_Record excerpts_
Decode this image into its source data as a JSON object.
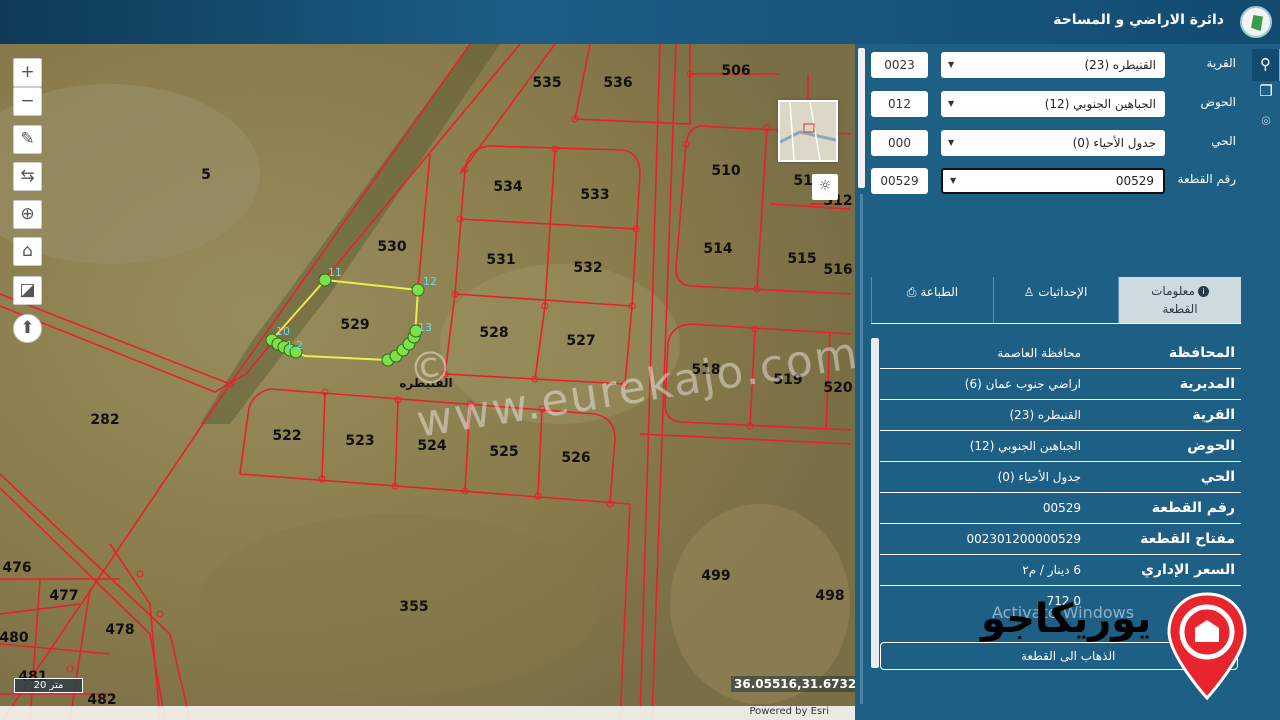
{
  "app": {
    "title": "دائرة الاراضي و المساحة"
  },
  "map": {
    "parcels": [
      {
        "label": "535"
      },
      {
        "label": "536"
      },
      {
        "label": "506"
      },
      {
        "label": "5"
      },
      {
        "label": "534"
      },
      {
        "label": "533"
      },
      {
        "label": "510"
      },
      {
        "label": "511"
      },
      {
        "label": "512"
      },
      {
        "label": "530"
      },
      {
        "label": "531"
      },
      {
        "label": "532"
      },
      {
        "label": "514"
      },
      {
        "label": "515"
      },
      {
        "label": "516"
      },
      {
        "label": "529"
      },
      {
        "label": "528"
      },
      {
        "label": "527"
      },
      {
        "label": "518"
      },
      {
        "label": "519"
      },
      {
        "label": "520"
      },
      {
        "label": "282"
      },
      {
        "label": "522"
      },
      {
        "label": "523"
      },
      {
        "label": "524"
      },
      {
        "label": "525"
      },
      {
        "label": "526"
      },
      {
        "label": "499"
      },
      {
        "label": "498"
      },
      {
        "label": "476"
      },
      {
        "label": "477"
      },
      {
        "label": "478"
      },
      {
        "label": "480"
      },
      {
        "label": "355"
      },
      {
        "label": "481"
      },
      {
        "label": "482"
      }
    ],
    "vertex_labels": [
      "11",
      "12",
      "13",
      "10",
      "1",
      "2"
    ],
    "place_label": "القنيطره",
    "scale": "20 متر",
    "coordinates": "36.05516,31.67321",
    "attribution": "Powered by Esri",
    "controls": {
      "zoom_in": "+",
      "zoom_out": "−"
    }
  },
  "search": {
    "village": {
      "label": "القرية",
      "code": "0023",
      "value": "القنيطره (23)"
    },
    "basin": {
      "label": "الحوض",
      "code": "012",
      "value": "الجباهين الجنوبي (12)"
    },
    "district": {
      "label": "الحي",
      "code": "000",
      "value": "جدول الأحياء (0)"
    },
    "parcel": {
      "label": "رقم القطعة",
      "code": "00529",
      "value": "00529"
    }
  },
  "tabs": {
    "info": "معلومات القطعة",
    "coords": "الإحداثيات",
    "print": "الطباعة"
  },
  "info": [
    {
      "key": "المحافظة",
      "value": "محافظة العاصمة"
    },
    {
      "key": "المديرية",
      "value": "اراضي جنوب عمان (6)"
    },
    {
      "key": "القرية",
      "value": "القنيطره (23)"
    },
    {
      "key": "الحوض",
      "value": "الجباهين الجنوبي (12)"
    },
    {
      "key": "الحي",
      "value": "جدول الأحياء (0)"
    },
    {
      "key": "رقم القطعة",
      "value": "00529"
    },
    {
      "key": "مفتاح القطعة",
      "value": "002301200000529"
    },
    {
      "key": "السعر الإداري",
      "value": "6 دينار / م٢"
    },
    {
      "key": "",
      "value": "712.0"
    }
  ],
  "goto_label": "الذهاب الى القطعة",
  "watermark": {
    "site": "© www.eurekajo.com",
    "brand": "يوريكاجو",
    "activate": "Activate Windows"
  },
  "colors": {
    "panel": "#1e5f86",
    "parcel_line": "#e8202a",
    "selected_outline": "#e8f04a",
    "vertex": "#7ee04a"
  }
}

_Goal of the exercise_
From the entries above, output every line exactly and omit any image.

_Worked answer_
Decode this image into its source data as a JSON object.
{
  "app": {
    "title": "دائرة الاراضي و المساحة"
  },
  "map": {
    "parcels": [
      {
        "label": "535"
      },
      {
        "label": "536"
      },
      {
        "label": "506"
      },
      {
        "label": "5"
      },
      {
        "label": "534"
      },
      {
        "label": "533"
      },
      {
        "label": "510"
      },
      {
        "label": "511"
      },
      {
        "label": "512"
      },
      {
        "label": "530"
      },
      {
        "label": "531"
      },
      {
        "label": "532"
      },
      {
        "label": "514"
      },
      {
        "label": "515"
      },
      {
        "label": "516"
      },
      {
        "label": "529"
      },
      {
        "label": "528"
      },
      {
        "label": "527"
      },
      {
        "label": "518"
      },
      {
        "label": "519"
      },
      {
        "label": "520"
      },
      {
        "label": "282"
      },
      {
        "label": "522"
      },
      {
        "label": "523"
      },
      {
        "label": "524"
      },
      {
        "label": "525"
      },
      {
        "label": "526"
      },
      {
        "label": "499"
      },
      {
        "label": "498"
      },
      {
        "label": "476"
      },
      {
        "label": "477"
      },
      {
        "label": "478"
      },
      {
        "label": "480"
      },
      {
        "label": "355"
      },
      {
        "label": "481"
      },
      {
        "label": "482"
      }
    ],
    "vertex_labels": [
      "11",
      "12",
      "13",
      "10",
      "1",
      "2"
    ],
    "place_label": "القنيطره",
    "scale": "20 متر",
    "coordinates": "36.05516,31.67321",
    "attribution": "Powered by Esri",
    "controls": {
      "zoom_in": "+",
      "zoom_out": "−"
    }
  },
  "search": {
    "village": {
      "label": "القرية",
      "code": "0023",
      "value": "القنيطره (23)"
    },
    "basin": {
      "label": "الحوض",
      "code": "012",
      "value": "الجباهين الجنوبي (12)"
    },
    "district": {
      "label": "الحي",
      "code": "000",
      "value": "جدول الأحياء (0)"
    },
    "parcel": {
      "label": "رقم القطعة",
      "code": "00529",
      "value": "00529"
    }
  },
  "tabs": {
    "info": "معلومات القطعة",
    "coords": "الإحداثيات",
    "print": "الطباعة"
  },
  "info": [
    {
      "key": "المحافظة",
      "value": "محافظة العاصمة"
    },
    {
      "key": "المديرية",
      "value": "اراضي جنوب عمان (6)"
    },
    {
      "key": "القرية",
      "value": "القنيطره (23)"
    },
    {
      "key": "الحوض",
      "value": "الجباهين الجنوبي (12)"
    },
    {
      "key": "الحي",
      "value": "جدول الأحياء (0)"
    },
    {
      "key": "رقم القطعة",
      "value": "00529"
    },
    {
      "key": "مفتاح القطعة",
      "value": "002301200000529"
    },
    {
      "key": "السعر الإداري",
      "value": "6 دينار / م٢"
    },
    {
      "key": "",
      "value": "712.0"
    }
  ],
  "goto_label": "الذهاب الى القطعة",
  "watermark": {
    "site": "© www.eurekajo.com",
    "brand": "يوريكاجو",
    "activate": "Activate Windows"
  },
  "colors": {
    "panel": "#1e5f86",
    "parcel_line": "#e8202a",
    "selected_outline": "#e8f04a",
    "vertex": "#7ee04a"
  }
}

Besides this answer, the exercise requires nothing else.